_Directions_
Find the string "elles" in the entries and copy each line that has it.

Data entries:
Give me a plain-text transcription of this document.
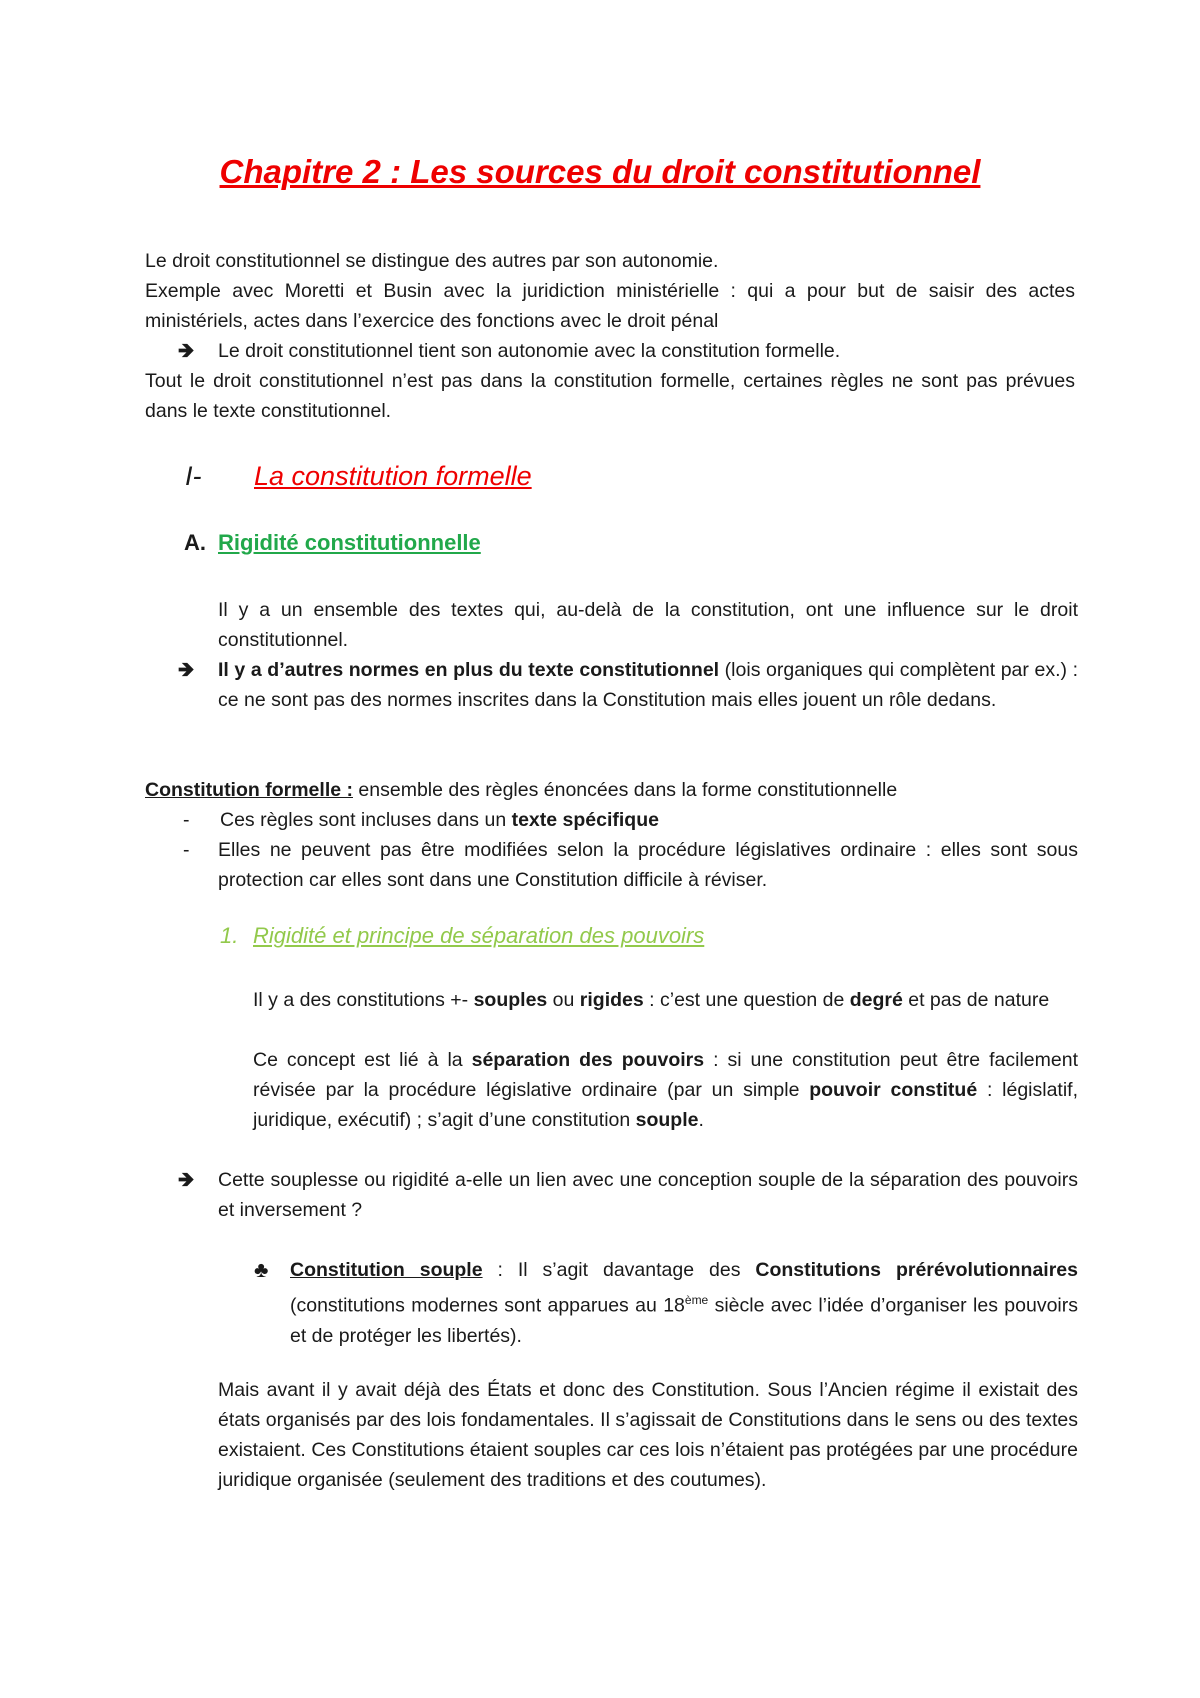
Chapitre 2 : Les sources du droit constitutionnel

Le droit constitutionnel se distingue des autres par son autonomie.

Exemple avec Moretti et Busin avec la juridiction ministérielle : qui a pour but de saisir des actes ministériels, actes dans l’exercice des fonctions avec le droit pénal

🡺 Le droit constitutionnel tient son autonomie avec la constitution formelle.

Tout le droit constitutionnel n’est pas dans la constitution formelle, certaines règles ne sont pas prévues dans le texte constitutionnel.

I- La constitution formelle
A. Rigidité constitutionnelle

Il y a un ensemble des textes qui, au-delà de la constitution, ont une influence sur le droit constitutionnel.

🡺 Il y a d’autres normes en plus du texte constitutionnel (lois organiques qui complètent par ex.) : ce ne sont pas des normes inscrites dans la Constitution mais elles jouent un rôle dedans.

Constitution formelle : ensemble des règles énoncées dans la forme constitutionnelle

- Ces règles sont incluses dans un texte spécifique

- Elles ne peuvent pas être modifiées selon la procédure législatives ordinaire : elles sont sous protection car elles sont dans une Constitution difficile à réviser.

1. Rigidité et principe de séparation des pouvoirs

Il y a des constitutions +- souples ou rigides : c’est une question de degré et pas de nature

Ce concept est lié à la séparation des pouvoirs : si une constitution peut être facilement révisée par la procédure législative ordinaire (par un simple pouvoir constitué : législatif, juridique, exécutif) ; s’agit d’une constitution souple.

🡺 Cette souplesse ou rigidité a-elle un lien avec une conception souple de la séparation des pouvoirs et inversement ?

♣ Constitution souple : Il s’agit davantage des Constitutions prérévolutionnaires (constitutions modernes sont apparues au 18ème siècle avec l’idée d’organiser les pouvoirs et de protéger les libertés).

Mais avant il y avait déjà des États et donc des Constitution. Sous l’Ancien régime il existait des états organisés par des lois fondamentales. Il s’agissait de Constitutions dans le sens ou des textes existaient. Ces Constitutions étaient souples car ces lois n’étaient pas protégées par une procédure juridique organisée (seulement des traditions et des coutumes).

* * *

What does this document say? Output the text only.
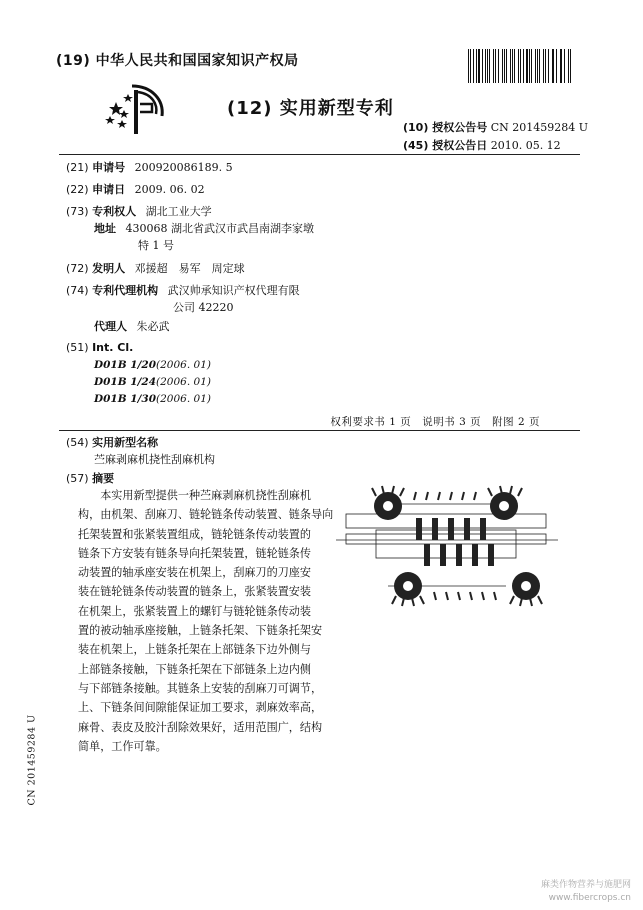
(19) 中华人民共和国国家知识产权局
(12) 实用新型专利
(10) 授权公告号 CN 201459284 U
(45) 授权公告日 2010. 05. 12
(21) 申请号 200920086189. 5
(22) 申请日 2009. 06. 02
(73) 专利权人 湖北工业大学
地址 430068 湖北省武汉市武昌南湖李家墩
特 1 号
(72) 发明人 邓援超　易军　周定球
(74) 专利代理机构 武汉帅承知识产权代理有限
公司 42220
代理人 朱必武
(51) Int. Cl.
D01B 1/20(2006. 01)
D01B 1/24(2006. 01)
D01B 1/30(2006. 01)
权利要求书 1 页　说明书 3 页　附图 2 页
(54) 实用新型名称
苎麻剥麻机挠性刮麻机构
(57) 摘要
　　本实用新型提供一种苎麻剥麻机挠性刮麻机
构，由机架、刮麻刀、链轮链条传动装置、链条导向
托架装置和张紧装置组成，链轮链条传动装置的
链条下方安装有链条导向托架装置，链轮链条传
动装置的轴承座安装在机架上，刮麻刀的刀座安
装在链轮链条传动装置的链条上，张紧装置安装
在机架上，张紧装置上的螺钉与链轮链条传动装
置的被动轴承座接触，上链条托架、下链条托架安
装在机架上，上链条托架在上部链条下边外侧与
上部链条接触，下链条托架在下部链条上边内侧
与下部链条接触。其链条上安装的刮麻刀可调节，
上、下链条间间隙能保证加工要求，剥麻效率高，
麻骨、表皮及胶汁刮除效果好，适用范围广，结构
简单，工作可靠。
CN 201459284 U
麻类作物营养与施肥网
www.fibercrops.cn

_Exercise solution_
🡺 Il y a d’autres normes en plus du texte constitutionnel (lois organiques qui complètent par ex.) : ce ne sont pas des normes inscrites dans la Constitution mais elles jouent un rôle dedans.
- Elles ne peuvent pas être modifiées selon la procédure législatives ordinaire : elles sont sous protection car elles sont dans une Constitution difficile à réviser.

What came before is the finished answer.